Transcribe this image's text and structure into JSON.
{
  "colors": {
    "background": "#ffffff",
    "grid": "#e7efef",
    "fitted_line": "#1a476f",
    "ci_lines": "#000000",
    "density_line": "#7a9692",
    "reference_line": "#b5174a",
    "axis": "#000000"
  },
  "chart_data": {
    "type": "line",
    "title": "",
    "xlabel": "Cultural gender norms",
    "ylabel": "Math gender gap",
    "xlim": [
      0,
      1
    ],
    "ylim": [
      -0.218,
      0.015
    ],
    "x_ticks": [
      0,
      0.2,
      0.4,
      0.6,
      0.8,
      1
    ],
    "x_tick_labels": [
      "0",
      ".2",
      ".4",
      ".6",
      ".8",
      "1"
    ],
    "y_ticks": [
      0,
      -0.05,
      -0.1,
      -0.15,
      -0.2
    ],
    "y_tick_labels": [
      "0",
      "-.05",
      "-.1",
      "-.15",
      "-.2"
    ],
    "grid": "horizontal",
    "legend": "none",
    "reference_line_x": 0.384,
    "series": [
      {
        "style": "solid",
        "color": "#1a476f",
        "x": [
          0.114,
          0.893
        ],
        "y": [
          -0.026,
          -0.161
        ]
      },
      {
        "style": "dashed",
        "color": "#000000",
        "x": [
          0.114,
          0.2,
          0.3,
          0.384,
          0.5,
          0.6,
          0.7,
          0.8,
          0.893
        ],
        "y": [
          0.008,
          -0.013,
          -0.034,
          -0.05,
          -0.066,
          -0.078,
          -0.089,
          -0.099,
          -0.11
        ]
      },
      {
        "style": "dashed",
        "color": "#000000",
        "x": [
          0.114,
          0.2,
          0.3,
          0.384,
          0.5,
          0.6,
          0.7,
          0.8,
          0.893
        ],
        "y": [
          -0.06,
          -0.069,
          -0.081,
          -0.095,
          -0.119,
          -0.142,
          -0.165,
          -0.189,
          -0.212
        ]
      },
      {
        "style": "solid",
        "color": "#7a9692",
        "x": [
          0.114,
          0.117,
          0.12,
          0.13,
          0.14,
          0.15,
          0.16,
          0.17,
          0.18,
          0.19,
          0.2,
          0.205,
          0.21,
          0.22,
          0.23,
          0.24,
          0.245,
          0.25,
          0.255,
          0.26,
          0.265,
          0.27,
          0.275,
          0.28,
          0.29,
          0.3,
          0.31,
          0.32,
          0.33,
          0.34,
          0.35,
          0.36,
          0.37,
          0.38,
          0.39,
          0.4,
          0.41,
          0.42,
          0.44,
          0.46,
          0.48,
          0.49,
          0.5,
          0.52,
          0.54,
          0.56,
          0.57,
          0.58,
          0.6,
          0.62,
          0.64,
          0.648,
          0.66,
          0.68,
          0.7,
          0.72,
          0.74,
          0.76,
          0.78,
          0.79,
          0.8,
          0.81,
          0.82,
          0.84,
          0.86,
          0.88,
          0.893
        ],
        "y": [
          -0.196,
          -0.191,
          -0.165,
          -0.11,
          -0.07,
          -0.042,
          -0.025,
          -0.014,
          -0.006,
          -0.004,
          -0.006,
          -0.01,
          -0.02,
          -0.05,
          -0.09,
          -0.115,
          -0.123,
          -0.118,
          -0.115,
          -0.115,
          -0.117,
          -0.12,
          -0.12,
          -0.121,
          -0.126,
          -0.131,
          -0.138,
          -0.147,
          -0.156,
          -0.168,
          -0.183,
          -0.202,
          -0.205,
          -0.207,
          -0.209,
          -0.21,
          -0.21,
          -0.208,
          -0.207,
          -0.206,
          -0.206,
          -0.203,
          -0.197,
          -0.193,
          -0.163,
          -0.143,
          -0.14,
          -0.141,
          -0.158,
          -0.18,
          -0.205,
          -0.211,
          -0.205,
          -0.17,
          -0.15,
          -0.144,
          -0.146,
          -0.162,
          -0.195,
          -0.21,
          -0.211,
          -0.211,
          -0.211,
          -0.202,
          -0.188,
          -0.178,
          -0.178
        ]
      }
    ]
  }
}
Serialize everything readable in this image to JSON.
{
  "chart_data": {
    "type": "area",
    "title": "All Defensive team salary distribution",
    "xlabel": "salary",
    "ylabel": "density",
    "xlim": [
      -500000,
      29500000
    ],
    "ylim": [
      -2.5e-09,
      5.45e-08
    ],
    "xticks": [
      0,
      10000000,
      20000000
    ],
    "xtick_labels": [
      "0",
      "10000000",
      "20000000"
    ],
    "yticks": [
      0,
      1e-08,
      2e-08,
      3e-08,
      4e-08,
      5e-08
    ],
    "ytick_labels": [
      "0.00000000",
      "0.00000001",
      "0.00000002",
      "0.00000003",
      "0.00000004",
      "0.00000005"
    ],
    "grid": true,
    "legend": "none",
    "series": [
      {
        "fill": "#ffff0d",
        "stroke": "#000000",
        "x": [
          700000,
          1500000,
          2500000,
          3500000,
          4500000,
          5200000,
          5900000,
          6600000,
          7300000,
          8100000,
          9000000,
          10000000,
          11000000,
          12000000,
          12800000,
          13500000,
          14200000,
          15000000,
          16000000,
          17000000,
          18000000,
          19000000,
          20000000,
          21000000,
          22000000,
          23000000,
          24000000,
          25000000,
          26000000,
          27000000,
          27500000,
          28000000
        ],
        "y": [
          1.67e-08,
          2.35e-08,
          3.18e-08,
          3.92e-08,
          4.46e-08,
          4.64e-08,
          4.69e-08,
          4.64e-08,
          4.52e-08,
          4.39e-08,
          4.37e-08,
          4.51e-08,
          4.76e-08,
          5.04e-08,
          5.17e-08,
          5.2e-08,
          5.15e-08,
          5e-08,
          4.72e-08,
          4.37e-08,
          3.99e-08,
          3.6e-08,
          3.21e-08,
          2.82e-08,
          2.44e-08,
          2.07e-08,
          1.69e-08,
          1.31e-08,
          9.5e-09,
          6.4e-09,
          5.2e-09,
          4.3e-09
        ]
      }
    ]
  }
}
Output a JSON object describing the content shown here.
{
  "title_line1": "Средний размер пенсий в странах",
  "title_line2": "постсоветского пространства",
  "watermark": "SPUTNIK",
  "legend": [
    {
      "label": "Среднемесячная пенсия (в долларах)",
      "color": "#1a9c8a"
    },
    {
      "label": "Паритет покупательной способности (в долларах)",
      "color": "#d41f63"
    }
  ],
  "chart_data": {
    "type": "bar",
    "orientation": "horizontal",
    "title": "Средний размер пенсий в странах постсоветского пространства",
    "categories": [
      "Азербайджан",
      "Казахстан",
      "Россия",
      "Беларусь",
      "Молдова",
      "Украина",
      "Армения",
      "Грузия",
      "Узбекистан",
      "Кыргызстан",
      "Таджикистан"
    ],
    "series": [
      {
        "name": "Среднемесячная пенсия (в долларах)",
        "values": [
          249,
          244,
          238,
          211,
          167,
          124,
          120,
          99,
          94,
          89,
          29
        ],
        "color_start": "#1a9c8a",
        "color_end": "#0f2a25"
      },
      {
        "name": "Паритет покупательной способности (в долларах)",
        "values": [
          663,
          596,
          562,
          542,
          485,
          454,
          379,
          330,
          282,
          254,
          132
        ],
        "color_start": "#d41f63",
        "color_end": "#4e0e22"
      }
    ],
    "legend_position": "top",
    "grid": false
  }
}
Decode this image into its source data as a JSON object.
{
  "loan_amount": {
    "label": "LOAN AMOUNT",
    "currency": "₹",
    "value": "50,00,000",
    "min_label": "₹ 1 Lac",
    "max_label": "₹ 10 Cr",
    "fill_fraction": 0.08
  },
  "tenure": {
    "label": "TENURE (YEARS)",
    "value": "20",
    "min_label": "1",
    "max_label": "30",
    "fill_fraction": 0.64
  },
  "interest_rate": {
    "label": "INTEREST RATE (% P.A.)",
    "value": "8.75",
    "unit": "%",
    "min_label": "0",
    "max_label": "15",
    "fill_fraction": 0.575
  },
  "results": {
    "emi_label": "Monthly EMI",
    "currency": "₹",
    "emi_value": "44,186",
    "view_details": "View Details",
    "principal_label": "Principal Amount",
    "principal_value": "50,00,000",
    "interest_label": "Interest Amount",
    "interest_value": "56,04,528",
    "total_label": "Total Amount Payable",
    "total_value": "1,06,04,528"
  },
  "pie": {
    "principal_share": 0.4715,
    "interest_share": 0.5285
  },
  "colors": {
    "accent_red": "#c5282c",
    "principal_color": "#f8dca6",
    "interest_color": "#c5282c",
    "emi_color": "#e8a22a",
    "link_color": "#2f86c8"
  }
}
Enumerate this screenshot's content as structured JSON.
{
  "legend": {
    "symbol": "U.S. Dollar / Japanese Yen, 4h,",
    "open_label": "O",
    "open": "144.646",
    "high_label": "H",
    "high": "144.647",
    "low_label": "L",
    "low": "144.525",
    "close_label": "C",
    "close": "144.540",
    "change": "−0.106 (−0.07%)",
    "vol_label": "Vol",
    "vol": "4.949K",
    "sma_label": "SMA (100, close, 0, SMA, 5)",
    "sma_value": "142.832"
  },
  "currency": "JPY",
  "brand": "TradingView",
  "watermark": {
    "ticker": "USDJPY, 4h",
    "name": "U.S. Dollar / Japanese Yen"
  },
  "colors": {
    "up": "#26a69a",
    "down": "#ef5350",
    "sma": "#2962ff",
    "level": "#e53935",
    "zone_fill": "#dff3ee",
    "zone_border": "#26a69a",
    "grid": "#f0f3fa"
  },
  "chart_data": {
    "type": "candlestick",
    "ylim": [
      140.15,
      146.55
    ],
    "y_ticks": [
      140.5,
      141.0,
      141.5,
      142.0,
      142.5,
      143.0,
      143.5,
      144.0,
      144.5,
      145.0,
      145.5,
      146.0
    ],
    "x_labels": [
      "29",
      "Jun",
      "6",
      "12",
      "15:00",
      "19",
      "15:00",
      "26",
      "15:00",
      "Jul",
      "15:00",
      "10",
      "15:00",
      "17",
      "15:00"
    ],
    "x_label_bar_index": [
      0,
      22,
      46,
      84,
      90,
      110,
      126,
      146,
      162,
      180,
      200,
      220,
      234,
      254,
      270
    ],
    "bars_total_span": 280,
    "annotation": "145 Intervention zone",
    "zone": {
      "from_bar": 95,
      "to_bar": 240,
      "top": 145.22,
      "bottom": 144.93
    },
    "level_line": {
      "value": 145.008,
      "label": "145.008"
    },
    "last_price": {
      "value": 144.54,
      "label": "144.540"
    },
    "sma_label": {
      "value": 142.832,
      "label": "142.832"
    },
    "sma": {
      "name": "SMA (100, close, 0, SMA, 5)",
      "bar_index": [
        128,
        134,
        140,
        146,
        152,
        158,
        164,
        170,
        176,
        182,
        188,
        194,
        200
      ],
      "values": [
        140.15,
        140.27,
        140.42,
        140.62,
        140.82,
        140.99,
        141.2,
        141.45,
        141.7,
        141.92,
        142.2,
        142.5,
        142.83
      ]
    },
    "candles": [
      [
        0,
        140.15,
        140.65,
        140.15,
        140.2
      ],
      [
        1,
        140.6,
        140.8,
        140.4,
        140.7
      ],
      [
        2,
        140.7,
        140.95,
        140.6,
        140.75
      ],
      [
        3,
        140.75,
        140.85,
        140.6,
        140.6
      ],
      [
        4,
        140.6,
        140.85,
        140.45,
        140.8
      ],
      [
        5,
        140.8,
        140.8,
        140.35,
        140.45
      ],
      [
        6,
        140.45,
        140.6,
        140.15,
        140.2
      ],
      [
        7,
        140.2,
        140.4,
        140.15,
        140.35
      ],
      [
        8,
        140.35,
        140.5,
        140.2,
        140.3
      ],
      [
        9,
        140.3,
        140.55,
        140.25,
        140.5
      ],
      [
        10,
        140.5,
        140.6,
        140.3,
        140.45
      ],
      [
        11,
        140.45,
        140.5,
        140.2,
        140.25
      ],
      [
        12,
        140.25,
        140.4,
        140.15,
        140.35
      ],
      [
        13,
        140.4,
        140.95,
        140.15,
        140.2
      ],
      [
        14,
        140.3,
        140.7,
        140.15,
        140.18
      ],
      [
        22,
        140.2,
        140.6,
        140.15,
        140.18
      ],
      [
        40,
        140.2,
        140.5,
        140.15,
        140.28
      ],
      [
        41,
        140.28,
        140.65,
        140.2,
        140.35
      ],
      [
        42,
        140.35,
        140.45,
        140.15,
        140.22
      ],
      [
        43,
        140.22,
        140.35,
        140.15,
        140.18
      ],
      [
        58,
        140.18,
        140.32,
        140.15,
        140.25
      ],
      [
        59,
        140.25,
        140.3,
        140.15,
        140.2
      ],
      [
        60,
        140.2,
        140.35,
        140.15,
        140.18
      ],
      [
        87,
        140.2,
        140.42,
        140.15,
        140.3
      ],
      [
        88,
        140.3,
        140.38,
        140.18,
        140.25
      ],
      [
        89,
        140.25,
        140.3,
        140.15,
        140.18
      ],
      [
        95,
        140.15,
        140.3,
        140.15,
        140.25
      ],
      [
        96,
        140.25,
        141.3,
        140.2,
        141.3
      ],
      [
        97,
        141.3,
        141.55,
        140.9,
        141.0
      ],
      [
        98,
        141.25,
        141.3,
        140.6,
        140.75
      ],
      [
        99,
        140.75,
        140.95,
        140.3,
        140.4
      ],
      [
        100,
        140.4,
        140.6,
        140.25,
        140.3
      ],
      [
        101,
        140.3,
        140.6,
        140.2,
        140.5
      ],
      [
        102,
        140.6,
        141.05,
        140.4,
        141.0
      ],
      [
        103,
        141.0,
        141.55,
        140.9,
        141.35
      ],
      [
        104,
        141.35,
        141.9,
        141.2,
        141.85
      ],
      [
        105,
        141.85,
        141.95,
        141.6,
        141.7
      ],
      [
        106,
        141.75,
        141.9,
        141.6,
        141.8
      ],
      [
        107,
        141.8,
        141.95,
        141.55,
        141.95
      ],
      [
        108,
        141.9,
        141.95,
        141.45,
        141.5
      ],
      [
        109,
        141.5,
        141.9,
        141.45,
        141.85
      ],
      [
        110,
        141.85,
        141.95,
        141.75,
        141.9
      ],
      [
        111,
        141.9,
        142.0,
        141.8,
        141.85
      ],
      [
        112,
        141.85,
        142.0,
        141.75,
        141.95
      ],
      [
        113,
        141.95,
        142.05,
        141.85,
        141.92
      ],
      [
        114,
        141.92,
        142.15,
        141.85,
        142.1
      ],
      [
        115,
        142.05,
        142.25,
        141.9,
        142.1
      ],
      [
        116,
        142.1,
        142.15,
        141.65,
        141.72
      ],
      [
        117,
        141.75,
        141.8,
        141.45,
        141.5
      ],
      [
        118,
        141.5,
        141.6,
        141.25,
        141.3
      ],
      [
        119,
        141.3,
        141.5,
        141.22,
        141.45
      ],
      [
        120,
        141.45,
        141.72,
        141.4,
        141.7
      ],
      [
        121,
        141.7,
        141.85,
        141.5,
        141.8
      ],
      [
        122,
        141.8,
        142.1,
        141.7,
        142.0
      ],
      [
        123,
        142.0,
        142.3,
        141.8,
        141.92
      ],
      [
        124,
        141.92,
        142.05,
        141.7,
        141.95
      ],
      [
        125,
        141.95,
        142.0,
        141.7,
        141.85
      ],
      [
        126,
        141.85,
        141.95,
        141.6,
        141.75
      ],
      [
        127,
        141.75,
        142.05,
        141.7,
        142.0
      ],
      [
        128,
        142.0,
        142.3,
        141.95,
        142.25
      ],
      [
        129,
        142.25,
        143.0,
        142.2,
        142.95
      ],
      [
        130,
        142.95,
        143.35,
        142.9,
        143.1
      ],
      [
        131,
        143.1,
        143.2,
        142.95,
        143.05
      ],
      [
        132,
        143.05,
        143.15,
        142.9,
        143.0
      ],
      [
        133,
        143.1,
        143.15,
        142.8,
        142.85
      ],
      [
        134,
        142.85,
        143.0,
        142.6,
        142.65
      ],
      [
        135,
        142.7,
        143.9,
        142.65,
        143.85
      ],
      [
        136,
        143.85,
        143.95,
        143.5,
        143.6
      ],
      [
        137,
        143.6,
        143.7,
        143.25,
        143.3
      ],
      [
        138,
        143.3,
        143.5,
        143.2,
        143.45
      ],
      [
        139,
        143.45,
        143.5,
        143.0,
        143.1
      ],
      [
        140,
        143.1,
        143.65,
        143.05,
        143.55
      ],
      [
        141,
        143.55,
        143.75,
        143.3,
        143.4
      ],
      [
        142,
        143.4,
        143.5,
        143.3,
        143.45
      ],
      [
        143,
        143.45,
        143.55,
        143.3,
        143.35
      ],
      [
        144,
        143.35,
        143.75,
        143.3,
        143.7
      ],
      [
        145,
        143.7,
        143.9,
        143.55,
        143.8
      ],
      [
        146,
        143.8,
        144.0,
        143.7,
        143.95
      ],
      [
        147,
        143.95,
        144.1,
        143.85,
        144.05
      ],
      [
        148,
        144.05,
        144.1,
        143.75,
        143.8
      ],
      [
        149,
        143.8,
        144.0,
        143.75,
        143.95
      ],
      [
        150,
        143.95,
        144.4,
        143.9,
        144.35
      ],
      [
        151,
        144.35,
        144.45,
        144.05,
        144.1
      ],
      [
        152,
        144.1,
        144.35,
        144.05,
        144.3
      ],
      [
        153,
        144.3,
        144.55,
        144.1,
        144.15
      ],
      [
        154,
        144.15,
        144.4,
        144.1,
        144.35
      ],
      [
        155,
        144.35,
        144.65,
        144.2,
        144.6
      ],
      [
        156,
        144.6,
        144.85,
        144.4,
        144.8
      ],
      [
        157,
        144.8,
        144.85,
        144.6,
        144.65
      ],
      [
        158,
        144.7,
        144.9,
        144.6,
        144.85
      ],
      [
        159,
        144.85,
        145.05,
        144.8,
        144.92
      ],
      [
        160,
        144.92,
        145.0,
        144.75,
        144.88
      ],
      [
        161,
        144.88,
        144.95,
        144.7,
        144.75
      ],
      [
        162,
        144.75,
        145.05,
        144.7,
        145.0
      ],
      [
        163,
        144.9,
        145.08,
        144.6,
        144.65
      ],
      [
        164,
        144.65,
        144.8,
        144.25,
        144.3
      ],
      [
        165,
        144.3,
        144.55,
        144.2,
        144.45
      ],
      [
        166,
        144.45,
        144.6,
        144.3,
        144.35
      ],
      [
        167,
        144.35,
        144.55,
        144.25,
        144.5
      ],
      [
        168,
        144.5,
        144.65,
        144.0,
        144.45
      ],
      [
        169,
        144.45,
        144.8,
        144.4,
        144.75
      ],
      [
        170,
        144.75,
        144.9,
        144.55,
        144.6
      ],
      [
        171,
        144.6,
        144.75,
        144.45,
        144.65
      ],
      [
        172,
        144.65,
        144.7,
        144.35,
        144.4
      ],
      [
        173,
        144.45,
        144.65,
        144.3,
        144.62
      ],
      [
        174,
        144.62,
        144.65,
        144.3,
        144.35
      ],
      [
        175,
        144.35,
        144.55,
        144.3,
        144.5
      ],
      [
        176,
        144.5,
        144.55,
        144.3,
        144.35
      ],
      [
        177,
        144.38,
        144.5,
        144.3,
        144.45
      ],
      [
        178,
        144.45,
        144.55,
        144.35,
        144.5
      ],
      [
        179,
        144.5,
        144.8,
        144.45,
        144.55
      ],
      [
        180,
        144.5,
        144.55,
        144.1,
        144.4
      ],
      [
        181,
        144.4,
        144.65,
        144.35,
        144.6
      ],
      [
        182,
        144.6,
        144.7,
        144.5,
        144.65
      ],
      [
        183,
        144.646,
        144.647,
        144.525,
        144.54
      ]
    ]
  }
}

**Instructions for the task**
Your task is to pick out every line with the string "JSON" and copy it.

**Expected output**
Transcribe this image's text and structure into JSON.
Serialize everything readable in this image to JSON.
Output a JSON object describing the content shown here.
Decode this image into its source data as a JSON object.
Enumerate this screenshot's content as structured JSON.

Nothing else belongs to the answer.